_Written problem_
In the material below, find each line holding the string "source" and copy it.
####################
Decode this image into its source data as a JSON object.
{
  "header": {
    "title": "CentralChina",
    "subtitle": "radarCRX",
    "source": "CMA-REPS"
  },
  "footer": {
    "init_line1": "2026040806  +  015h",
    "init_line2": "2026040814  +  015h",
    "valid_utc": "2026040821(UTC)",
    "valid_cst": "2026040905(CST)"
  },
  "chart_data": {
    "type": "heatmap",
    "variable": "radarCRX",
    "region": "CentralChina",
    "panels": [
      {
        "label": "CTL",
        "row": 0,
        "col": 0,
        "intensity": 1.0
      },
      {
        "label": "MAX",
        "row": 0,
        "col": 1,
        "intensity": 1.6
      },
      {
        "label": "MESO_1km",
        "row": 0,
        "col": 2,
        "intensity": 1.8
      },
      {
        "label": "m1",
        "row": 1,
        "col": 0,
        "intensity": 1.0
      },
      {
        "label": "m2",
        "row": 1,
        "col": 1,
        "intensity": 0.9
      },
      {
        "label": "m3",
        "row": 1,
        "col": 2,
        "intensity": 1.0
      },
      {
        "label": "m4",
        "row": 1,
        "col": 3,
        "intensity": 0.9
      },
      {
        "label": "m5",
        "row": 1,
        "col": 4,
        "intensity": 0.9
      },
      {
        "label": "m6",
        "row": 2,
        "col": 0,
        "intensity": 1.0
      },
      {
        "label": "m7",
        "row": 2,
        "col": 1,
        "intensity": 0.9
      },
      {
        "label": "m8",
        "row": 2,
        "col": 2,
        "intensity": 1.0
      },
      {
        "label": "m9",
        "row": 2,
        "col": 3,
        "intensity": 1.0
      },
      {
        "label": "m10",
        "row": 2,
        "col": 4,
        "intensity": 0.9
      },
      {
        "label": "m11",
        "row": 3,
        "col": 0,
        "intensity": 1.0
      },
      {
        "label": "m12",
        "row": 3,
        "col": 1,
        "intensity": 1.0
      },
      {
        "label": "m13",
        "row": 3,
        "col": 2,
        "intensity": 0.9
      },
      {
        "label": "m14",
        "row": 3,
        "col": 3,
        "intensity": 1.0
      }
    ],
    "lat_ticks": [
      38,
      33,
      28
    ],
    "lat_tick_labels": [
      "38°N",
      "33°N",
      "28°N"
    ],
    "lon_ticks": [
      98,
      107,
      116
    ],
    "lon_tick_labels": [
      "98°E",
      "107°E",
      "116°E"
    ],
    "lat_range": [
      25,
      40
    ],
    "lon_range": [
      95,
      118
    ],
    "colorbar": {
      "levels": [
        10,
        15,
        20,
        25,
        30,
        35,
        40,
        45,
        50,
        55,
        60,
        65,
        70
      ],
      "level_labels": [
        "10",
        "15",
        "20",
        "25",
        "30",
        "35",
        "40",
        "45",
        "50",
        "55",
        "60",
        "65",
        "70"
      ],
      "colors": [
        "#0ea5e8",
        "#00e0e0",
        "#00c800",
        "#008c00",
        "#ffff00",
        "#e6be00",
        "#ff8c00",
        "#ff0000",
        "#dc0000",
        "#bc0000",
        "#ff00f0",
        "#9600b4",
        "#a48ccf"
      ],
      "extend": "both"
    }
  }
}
####################
_Exercise response_
Decode this image into its source data as a JSON object.
    "source": "CMA-REPS"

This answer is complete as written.